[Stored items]
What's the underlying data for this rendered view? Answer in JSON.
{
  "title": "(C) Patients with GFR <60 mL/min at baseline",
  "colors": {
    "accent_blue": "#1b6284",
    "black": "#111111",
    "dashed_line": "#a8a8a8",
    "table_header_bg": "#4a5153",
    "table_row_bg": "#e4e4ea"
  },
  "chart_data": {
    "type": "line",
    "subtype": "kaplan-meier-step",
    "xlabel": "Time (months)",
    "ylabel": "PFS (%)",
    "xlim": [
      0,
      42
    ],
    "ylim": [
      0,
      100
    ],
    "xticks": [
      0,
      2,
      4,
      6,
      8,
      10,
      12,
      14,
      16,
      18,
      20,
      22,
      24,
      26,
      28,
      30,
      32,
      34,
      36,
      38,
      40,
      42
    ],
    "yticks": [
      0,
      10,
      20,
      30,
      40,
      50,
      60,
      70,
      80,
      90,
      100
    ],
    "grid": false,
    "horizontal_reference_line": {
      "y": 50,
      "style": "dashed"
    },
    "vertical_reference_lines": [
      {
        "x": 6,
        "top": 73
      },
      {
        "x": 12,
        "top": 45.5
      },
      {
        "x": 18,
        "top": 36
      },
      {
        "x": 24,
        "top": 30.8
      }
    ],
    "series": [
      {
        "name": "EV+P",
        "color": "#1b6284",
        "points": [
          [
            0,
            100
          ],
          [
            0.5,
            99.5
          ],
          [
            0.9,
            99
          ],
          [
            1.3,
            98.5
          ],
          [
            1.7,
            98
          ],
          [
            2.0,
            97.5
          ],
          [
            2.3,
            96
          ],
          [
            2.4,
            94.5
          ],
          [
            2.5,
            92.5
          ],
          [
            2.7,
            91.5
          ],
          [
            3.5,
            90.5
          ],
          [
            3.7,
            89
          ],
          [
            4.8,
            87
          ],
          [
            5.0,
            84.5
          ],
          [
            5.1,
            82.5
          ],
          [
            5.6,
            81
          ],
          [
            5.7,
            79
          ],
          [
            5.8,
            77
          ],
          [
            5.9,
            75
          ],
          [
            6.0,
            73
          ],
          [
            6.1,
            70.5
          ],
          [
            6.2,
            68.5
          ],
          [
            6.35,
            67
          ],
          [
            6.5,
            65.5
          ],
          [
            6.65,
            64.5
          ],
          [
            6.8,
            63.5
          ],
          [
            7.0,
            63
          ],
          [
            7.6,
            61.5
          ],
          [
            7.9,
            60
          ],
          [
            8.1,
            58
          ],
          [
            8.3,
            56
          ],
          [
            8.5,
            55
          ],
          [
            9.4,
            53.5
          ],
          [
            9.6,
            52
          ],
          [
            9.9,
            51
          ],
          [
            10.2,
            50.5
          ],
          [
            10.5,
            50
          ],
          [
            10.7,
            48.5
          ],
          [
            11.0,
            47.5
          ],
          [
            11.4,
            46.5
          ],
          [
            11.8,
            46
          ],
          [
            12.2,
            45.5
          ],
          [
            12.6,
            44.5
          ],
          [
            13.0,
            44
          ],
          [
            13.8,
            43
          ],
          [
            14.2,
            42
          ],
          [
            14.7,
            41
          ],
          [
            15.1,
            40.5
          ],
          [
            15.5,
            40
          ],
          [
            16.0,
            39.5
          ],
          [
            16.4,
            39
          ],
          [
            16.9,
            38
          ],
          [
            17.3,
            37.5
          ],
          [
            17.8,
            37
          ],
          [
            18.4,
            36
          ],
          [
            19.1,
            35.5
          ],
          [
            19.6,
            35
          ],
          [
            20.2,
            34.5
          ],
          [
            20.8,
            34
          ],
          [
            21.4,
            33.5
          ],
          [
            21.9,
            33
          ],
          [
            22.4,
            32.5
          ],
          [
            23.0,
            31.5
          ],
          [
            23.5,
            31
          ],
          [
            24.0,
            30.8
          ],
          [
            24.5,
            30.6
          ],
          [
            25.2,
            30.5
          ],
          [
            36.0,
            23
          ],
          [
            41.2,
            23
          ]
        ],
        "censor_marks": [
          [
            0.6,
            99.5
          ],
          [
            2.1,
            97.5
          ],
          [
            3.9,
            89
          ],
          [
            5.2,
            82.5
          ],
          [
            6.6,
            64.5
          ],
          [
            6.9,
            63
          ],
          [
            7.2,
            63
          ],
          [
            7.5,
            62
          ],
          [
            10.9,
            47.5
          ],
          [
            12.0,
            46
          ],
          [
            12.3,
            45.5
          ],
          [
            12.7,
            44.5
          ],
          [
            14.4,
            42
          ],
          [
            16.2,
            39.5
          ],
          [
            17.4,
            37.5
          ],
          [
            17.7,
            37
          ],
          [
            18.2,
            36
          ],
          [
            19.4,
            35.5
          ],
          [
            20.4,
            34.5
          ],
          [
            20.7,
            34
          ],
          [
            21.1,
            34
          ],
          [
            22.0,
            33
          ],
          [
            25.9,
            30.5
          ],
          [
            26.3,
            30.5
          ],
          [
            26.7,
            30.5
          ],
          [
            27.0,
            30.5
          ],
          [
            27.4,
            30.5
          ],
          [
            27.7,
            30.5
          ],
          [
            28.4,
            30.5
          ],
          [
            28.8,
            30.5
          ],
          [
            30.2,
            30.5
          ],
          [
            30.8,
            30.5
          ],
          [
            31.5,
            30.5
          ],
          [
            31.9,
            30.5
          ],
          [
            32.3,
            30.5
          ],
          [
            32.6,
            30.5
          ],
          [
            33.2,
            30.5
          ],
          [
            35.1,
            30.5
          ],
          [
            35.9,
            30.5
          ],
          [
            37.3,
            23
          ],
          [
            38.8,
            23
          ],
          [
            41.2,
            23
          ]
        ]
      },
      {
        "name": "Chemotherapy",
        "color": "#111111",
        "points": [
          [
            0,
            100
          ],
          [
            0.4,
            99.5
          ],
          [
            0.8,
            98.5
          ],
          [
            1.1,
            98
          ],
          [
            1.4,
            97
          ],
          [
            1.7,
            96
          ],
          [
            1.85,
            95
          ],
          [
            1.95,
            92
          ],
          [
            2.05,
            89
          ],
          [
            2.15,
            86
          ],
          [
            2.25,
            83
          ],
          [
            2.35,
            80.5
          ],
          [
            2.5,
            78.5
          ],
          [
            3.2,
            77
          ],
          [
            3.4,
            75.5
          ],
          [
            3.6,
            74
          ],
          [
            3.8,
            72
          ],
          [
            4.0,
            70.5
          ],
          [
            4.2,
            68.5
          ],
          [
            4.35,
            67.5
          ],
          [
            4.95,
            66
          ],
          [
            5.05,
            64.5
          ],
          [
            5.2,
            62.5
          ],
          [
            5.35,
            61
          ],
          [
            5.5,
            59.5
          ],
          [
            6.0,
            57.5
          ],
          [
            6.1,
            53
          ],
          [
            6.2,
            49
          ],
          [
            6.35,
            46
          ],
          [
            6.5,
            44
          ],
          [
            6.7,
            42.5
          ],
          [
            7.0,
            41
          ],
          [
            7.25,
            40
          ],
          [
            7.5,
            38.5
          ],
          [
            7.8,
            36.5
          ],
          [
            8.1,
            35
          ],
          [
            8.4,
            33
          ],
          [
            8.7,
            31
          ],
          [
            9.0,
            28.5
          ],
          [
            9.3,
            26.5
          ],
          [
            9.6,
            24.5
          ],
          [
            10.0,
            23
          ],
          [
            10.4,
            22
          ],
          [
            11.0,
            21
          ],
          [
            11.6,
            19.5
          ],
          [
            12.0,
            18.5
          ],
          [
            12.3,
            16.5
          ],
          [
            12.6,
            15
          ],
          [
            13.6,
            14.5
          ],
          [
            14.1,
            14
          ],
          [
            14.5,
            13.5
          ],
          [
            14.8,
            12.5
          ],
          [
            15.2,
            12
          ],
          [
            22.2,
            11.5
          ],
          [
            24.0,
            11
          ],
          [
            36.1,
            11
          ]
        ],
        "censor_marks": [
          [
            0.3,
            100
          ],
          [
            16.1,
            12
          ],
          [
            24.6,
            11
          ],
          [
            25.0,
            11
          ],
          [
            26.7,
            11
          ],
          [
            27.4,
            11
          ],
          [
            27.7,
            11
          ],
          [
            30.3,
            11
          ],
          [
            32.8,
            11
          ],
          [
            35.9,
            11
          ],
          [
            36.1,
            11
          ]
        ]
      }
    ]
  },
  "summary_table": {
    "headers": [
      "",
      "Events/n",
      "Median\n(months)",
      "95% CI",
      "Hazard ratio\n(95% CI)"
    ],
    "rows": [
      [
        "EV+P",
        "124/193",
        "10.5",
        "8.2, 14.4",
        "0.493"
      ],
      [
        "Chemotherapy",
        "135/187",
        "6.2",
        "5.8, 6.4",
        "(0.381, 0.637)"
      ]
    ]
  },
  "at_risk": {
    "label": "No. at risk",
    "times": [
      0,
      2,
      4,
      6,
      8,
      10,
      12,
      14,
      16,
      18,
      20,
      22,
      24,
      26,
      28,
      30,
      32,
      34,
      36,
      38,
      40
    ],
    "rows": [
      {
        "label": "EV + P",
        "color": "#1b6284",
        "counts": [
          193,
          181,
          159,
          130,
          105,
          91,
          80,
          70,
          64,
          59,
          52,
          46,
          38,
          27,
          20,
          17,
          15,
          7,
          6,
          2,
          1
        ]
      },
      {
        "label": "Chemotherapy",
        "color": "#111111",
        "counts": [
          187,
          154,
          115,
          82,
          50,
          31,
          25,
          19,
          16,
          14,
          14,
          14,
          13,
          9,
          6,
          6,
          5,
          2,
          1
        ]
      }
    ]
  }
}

• _What you will do_
Each line of the entries above that includes the string "Chemotherapy" should be copied out.

• _Task solution_
        "name": "Chemotherapy",
        "Chemotherapy",
        "label": "Chemotherapy",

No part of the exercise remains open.